• Your objective: Reproduce the records below exactly as given.
┌─ Data listing
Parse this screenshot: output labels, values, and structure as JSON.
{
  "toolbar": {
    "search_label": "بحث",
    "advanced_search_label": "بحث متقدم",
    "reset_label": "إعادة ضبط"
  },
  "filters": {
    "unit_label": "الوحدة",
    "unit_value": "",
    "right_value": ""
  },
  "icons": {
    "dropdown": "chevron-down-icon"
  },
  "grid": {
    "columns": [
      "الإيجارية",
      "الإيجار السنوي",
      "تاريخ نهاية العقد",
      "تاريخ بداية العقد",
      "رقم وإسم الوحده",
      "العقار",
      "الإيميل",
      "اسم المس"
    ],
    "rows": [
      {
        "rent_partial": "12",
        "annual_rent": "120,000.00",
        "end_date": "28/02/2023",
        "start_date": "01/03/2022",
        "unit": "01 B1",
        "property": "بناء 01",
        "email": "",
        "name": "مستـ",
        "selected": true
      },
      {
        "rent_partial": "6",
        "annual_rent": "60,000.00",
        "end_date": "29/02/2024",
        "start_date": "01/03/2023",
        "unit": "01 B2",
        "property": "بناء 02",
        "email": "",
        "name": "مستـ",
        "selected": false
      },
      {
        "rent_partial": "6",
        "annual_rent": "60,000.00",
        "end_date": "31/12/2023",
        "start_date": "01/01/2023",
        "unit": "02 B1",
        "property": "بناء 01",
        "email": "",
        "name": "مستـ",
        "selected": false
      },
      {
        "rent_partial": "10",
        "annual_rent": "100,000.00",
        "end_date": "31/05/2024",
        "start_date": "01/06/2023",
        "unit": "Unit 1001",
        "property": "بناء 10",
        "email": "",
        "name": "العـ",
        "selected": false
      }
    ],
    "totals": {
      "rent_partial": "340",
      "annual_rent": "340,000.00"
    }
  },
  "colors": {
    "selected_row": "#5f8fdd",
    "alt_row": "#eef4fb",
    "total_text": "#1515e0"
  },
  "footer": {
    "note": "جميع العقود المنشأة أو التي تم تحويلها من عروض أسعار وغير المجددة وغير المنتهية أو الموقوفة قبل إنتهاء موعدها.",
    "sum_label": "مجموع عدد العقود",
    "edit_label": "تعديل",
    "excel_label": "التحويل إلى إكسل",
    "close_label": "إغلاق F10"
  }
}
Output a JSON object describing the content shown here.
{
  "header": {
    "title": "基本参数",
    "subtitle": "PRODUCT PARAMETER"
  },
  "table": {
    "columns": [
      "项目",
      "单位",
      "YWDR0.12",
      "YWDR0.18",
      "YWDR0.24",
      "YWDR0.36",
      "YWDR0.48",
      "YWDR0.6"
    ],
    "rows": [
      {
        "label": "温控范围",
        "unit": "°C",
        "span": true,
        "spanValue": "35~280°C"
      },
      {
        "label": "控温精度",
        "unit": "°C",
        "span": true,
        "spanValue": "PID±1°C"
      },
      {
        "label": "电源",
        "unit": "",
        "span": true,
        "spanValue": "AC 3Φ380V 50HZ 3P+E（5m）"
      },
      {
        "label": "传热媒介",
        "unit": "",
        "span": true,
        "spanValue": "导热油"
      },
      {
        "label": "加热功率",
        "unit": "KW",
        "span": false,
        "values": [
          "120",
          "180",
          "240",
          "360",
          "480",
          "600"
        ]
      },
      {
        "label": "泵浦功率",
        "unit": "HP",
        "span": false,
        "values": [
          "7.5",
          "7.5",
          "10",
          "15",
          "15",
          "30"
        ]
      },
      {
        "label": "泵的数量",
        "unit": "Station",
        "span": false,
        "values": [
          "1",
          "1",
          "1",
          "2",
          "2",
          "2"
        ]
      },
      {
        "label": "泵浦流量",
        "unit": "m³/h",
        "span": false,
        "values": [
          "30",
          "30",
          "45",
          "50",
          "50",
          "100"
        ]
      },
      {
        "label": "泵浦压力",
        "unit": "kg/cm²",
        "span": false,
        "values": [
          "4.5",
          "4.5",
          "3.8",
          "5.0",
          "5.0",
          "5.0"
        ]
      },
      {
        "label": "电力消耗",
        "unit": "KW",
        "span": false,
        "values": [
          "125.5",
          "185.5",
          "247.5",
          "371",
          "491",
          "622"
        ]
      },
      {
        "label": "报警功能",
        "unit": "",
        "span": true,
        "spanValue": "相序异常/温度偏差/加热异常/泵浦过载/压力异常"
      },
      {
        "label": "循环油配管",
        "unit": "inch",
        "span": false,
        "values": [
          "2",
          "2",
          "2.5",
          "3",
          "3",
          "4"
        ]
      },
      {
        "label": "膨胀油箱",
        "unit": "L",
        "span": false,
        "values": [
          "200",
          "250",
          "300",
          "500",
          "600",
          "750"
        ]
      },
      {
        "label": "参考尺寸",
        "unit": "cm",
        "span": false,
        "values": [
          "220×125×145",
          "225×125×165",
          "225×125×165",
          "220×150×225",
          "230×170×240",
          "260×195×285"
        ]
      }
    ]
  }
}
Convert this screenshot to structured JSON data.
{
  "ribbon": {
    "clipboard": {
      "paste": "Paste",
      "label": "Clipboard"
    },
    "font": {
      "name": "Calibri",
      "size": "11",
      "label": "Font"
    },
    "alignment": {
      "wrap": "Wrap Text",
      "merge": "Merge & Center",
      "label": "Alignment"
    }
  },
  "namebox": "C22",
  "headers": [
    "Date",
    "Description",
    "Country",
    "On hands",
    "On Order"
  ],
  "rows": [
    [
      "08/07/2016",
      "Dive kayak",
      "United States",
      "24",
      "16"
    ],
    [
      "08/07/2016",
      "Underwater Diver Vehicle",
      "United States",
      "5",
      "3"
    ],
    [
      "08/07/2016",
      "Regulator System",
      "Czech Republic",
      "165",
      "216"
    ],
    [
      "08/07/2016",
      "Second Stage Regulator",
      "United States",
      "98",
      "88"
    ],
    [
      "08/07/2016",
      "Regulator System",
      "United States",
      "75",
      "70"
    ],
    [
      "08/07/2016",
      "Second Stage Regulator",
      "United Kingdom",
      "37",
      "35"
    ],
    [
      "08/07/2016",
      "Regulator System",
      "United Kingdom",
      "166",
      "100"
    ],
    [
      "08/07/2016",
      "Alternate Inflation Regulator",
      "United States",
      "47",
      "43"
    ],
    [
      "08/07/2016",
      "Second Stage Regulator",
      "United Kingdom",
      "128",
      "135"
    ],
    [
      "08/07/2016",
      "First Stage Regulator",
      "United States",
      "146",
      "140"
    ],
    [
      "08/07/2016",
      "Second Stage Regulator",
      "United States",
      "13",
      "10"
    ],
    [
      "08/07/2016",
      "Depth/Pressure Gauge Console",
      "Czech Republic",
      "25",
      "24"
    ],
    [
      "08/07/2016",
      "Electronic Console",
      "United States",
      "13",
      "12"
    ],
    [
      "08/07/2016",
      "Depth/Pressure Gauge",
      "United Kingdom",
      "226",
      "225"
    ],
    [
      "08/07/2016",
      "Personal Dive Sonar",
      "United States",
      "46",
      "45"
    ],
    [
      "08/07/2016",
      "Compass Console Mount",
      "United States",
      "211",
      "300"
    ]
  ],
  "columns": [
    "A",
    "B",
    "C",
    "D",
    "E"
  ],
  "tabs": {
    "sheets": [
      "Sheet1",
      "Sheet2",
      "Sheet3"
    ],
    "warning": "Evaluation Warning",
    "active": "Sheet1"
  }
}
└─
• Task response:
Parse this screenshot: output labels, values, and structure as JSON.
{
  "toolbar": {
    "search_label": "بحث",
    "advanced_search_label": "بحث متقدم",
    "reset_label": "إعادة ضبط"
  },
  "filters": {
    "unit_label": "الوحدة",
    "unit_value": "",
    "right_value": ""
  },
  "icons": {
    "dropdown": "chevron-down-icon"
  },
  "grid": {
    "columns": [
      "الإيجارية",
      "الإيجار السنوي",
      "تاريخ نهاية العقد",
      "تاريخ بداية العقد",
      "رقم وإسم الوحده",
      "العقار",
      "الإيميل",
      "اسم المس"
    ],
    "rows": [
      {
        "rent_partial": "12",
        "annual_rent": "120,000.00",
        "end_date": "28/02/2023",
        "start_date": "01/03/2022",
        "unit": "01 B1",
        "property": "بناء 01",
        "email": "",
        "name": "مستـ",
        "selected": true
      },
      {
        "rent_partial": "6",
        "annual_rent": "60,000.00",
        "end_date": "29/02/2024",
        "start_date": "01/03/2023",
        "unit": "01 B2",
        "property": "بناء 02",
        "email": "",
        "name": "مستـ",
        "selected": false
      },
      {
        "rent_partial": "6",
        "annual_rent": "60,000.00",
        "end_date": "31/12/2023",
        "start_date": "01/01/2023",
        "unit": "02 B1",
        "property": "بناء 01",
        "email": "",
        "name": "مستـ",
        "selected": false
      },
      {
        "rent_partial": "10",
        "annual_rent": "100,000.00",
        "end_date": "31/05/2024",
        "start_date": "01/06/2023",
        "unit": "Unit 1001",
        "property": "بناء 10",
        "email": "",
        "name": "العـ",
        "selected": false
      }
    ],
    "totals": {
      "rent_partial": "340",
      "annual_rent": "340,000.00"
    }
  },
  "colors": {
    "selected_row": "#5f8fdd",
    "alt_row": "#eef4fb",
    "total_text": "#1515e0"
  },
  "footer": {
    "note": "جميع العقود المنشأة أو التي تم تحويلها من عروض أسعار وغير المجددة وغير المنتهية أو الموقوفة قبل إنتهاء موعدها.",
    "sum_label": "مجموع عدد العقود",
    "edit_label": "تعديل",
    "excel_label": "التحويل إلى إكسل",
    "close_label": "إغلاق F10"
  }
}
Output a JSON object describing the content shown here.
{
  "header": {
    "title": "基本参数",
    "subtitle": "PRODUCT PARAMETER"
  },
  "table": {
    "columns": [
      "项目",
      "单位",
      "YWDR0.12",
      "YWDR0.18",
      "YWDR0.24",
      "YWDR0.36",
      "YWDR0.48",
      "YWDR0.6"
    ],
    "rows": [
      {
        "label": "温控范围",
        "unit": "°C",
        "span": true,
        "spanValue": "35~280°C"
      },
      {
        "label": "控温精度",
        "unit": "°C",
        "span": true,
        "spanValue": "PID±1°C"
      },
      {
        "label": "电源",
        "unit": "",
        "span": true,
        "spanValue": "AC 3Φ380V 50HZ 3P+E（5m）"
      },
      {
        "label": "传热媒介",
        "unit": "",
        "span": true,
        "spanValue": "导热油"
      },
      {
        "label": "加热功率",
        "unit": "KW",
        "span": false,
        "values": [
          "120",
          "180",
          "240",
          "360",
          "480",
          "600"
        ]
      },
      {
        "label": "泵浦功率",
        "unit": "HP",
        "span": false,
        "values": [
          "7.5",
          "7.5",
          "10",
          "15",
          "15",
          "30"
        ]
      },
      {
        "label": "泵的数量",
        "unit": "Station",
        "span": false,
        "values": [
          "1",
          "1",
          "1",
          "2",
          "2",
          "2"
        ]
      },
      {
        "label": "泵浦流量",
        "unit": "m³/h",
        "span": false,
        "values": [
          "30",
          "30",
          "45",
          "50",
          "50",
          "100"
        ]
      },
      {
        "label": "泵浦压力",
        "unit": "kg/cm²",
        "span": false,
        "values": [
          "4.5",
          "4.5",
          "3.8",
          "5.0",
          "5.0",
          "5.0"
        ]
      },
      {
        "label": "电力消耗",
        "unit": "KW",
        "span": false,
        "values": [
          "125.5",
          "185.5",
          "247.5",
          "371",
          "491",
          "622"
        ]
      },
      {
        "label": "报警功能",
        "unit": "",
        "span": true,
        "spanValue": "相序异常/温度偏差/加热异常/泵浦过载/压力异常"
      },
      {
        "label": "循环油配管",
        "unit": "inch",
        "span": false,
        "values": [
          "2",
          "2",
          "2.5",
          "3",
          "3",
          "4"
        ]
      },
      {
        "label": "膨胀油箱",
        "unit": "L",
        "span": false,
        "values": [
          "200",
          "250",
          "300",
          "500",
          "600",
          "750"
        ]
      },
      {
        "label": "参考尺寸",
        "unit": "cm",
        "span": false,
        "values": [
          "220×125×145",
          "225×125×165",
          "225×125×165",
          "220×150×225",
          "230×170×240",
          "260×195×285"
        ]
      }
    ]
  }
}
Convert this screenshot to structured JSON data.
{
  "ribbon": {
    "clipboard": {
      "paste": "Paste",
      "label": "Clipboard"
    },
    "font": {
      "name": "Calibri",
      "size": "11",
      "label": "Font"
    },
    "alignment": {
      "wrap": "Wrap Text",
      "merge": "Merge & Center",
      "label": "Alignment"
    }
  },
  "namebox": "C22",
  "headers": [
    "Date",
    "Description",
    "Country",
    "On hands",
    "On Order"
  ],
  "rows": [
    [
      "08/07/2016",
      "Dive kayak",
      "United States",
      "24",
      "16"
    ],
    [
      "08/07/2016",
      "Underwater Diver Vehicle",
      "United States",
      "5",
      "3"
    ],
    [
      "08/07/2016",
      "Regulator System",
      "Czech Republic",
      "165",
      "216"
    ],
    [
      "08/07/2016",
      "Second Stage Regulator",
      "United States",
      "98",
      "88"
    ],
    [
      "08/07/2016",
      "Regulator System",
      "United States",
      "75",
      "70"
    ],
    [
      "08/07/2016",
      "Second Stage Regulator",
      "United Kingdom",
      "37",
      "35"
    ],
    [
      "08/07/2016",
      "Regulator System",
      "United Kingdom",
      "166",
      "100"
    ],
    [
      "08/07/2016",
      "Alternate Inflation Regulator",
      "United States",
      "47",
      "43"
    ],
    [
      "08/07/2016",
      "Second Stage Regulator",
      "United Kingdom",
      "128",
      "135"
    ],
    [
      "08/07/2016",
      "First Stage Regulator",
      "United States",
      "146",
      "140"
    ],
    [
      "08/07/2016",
      "Second Stage Regulator",
      "United States",
      "13",
      "10"
    ],
    [
      "08/07/2016",
      "Depth/Pressure Gauge Console",
      "Czech Republic",
      "25",
      "24"
    ],
    [
      "08/07/2016",
      "Electronic Console",
      "United States",
      "13",
      "12"
    ],
    [
      "08/07/2016",
      "Depth/Pressure Gauge",
      "United Kingdom",
      "226",
      "225"
    ],
    [
      "08/07/2016",
      "Personal Dive Sonar",
      "United States",
      "46",
      "45"
    ],
    [
      "08/07/2016",
      "Compass Console Mount",
      "United States",
      "211",
      "300"
    ]
  ],
  "columns": [
    "A",
    "B",
    "C",
    "D",
    "E"
  ],
  "tabs": {
    "sheets": [
      "Sheet1",
      "Sheet2",
      "Sheet3"
    ],
    "warning": "Evaluation Warning",
    "active": "Sheet1"
  }
}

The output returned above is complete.